### Short exercise
Each entry that follows is to be retyped exactly. Pictures do not belong in the copy.

### Records provided
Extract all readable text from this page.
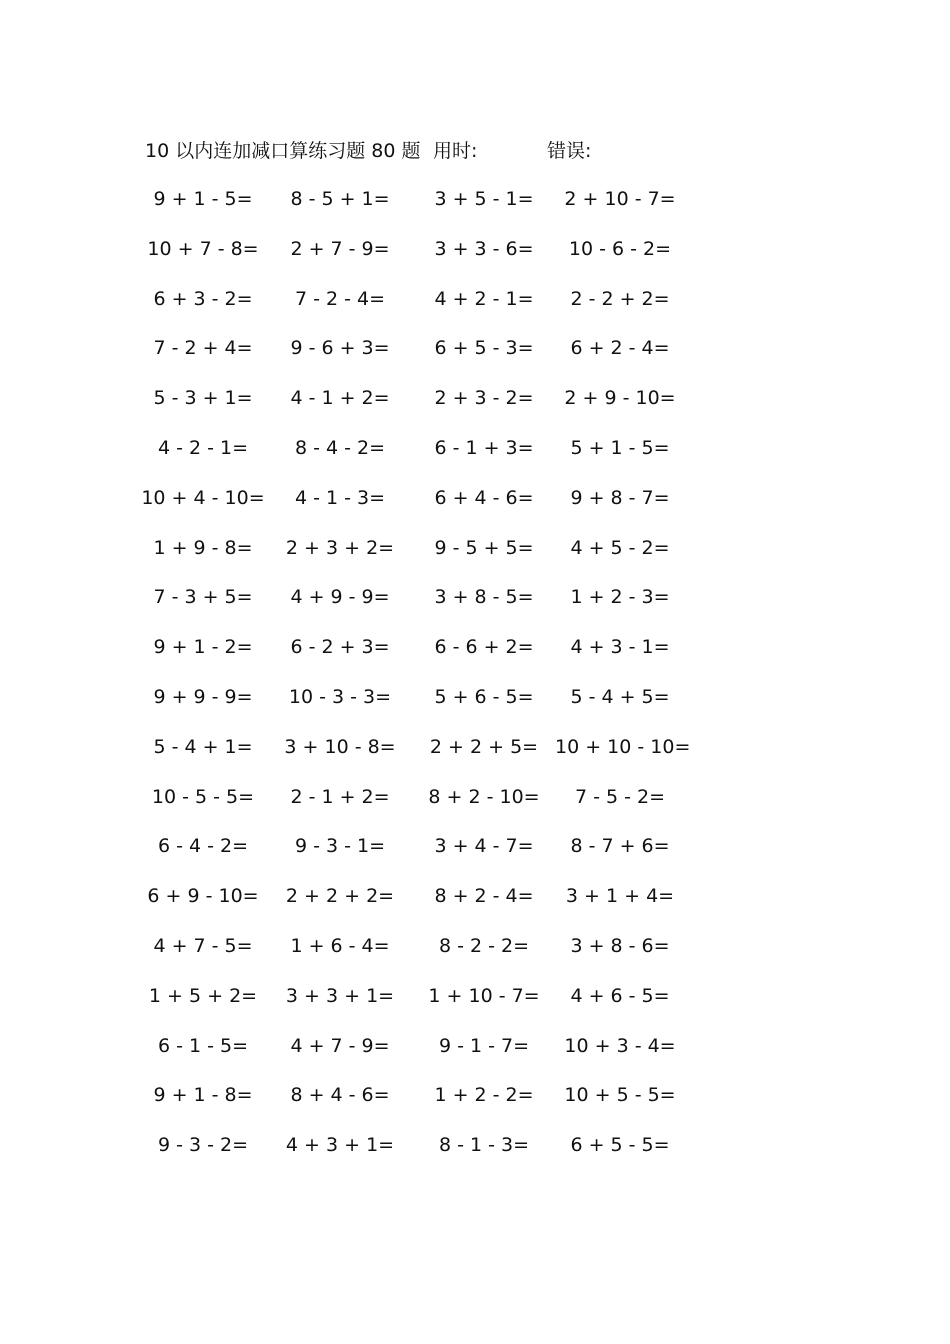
10 以内连加减口算练习题 80 题 用时:	错误:
9 + 1 - 5=	8 - 5 + 1=	3 + 5 - 1=	2 + 10 - 7=
10 + 7 - 8=	2 + 7 - 9=	3 + 3 - 6=	10 - 6 - 2=
6 + 3 - 2=	7 - 2 - 4=	4 + 2 - 1=	2 - 2 + 2=
7 - 2 + 4=	9 - 6 + 3=	6 + 5 - 3=	6 + 2 - 4=
5 - 3 + 1=	4 - 1 + 2=	2 + 3 - 2=	2 + 9 - 10=
4 - 2 - 1=	8 - 4 - 2=	6 - 1 + 3=	5 + 1 - 5=
10 + 4 - 10=	4 - 1 - 3=	6 + 4 - 6=	9 + 8 - 7=
1 + 9 - 8=	2 + 3 + 2=	9 - 5 + 5=	4 + 5 - 2=
7 - 3 + 5=	4 + 9 - 9=	3 + 8 - 5=	1 + 2 - 3=
9 + 1 - 2=	6 - 2 + 3=	6 - 6 + 2=	4 + 3 - 1=
9 + 9 - 9=	10 - 3 - 3=	5 + 6 - 5=	5 - 4 + 5=
5 - 4 + 1=	3 + 10 - 8=	2 + 2 + 5= 10 + 10 - 10=
10 - 5 - 5=	2 - 1 + 2=	8 + 2 - 10=	7 - 5 - 2=
6 - 4 - 2=	9 - 3 - 1=	3 + 4 - 7=	8 - 7 + 6=
6 + 9 - 10=	2 + 2 + 2=	8 + 2 - 4=	3 + 1 + 4=
4 + 7 - 5=	1 + 6 - 4=	8 - 2 - 2=	3 + 8 - 6=
1 + 5 + 2=	3 + 3 + 1=	1 + 10 - 7=	4 + 6 - 5=
6 - 1 - 5=	4 + 7 - 9=	9 - 1 - 7=	10 + 3 - 4=
9 + 1 - 8=	8 + 4 - 6=	1 + 2 - 2=	10 + 5 - 5=
9 - 3 - 2=	4 + 3 + 1=	8 - 1 - 3=	6 + 5 - 5=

### Solution
Extract all readable text from this page.
10 以内连加减口算练习题 80 题 用时:	错误:
9 + 1 - 5=	8 - 5 + 1=	3 + 5 - 1=	2 + 10 - 7=
10 + 7 - 8=	2 + 7 - 9=	3 + 3 - 6=	10 - 6 - 2=
6 + 3 - 2=	7 - 2 - 4=	4 + 2 - 1=	2 - 2 + 2=
7 - 2 + 4=	9 - 6 + 3=	6 + 5 - 3=	6 + 2 - 4=
5 - 3 + 1=	4 - 1 + 2=	2 + 3 - 2=	2 + 9 - 10=
4 - 2 - 1=	8 - 4 - 2=	6 - 1 + 3=	5 + 1 - 5=
10 + 4 - 10=	4 - 1 - 3=	6 + 4 - 6=	9 + 8 - 7=
1 + 9 - 8=	2 + 3 + 2=	9 - 5 + 5=	4 + 5 - 2=
7 - 3 + 5=	4 + 9 - 9=	3 + 8 - 5=	1 + 2 - 3=
9 + 1 - 2=	6 - 2 + 3=	6 - 6 + 2=	4 + 3 - 1=
9 + 9 - 9=	10 - 3 - 3=	5 + 6 - 5=	5 - 4 + 5=
5 - 4 + 1=	3 + 10 - 8=	2 + 2 + 5= 10 + 10 - 10=
10 - 5 - 5=	2 - 1 + 2=	8 + 2 - 10=	7 - 5 - 2=
6 - 4 - 2=	9 - 3 - 1=	3 + 4 - 7=	8 - 7 + 6=
6 + 9 - 10=	2 + 2 + 2=	8 + 2 - 4=	3 + 1 + 4=
4 + 7 - 5=	1 + 6 - 4=	8 - 2 - 2=	3 + 8 - 6=
1 + 5 + 2=	3 + 3 + 1=	1 + 10 - 7=	4 + 6 - 5=
6 - 1 - 5=	4 + 7 - 9=	9 - 1 - 7=	10 + 3 - 4=
9 + 1 - 8=	8 + 4 - 6=	1 + 2 - 2=	10 + 5 - 5=
9 - 3 - 2=	4 + 3 + 1=	8 - 1 - 3=	6 + 5 - 5=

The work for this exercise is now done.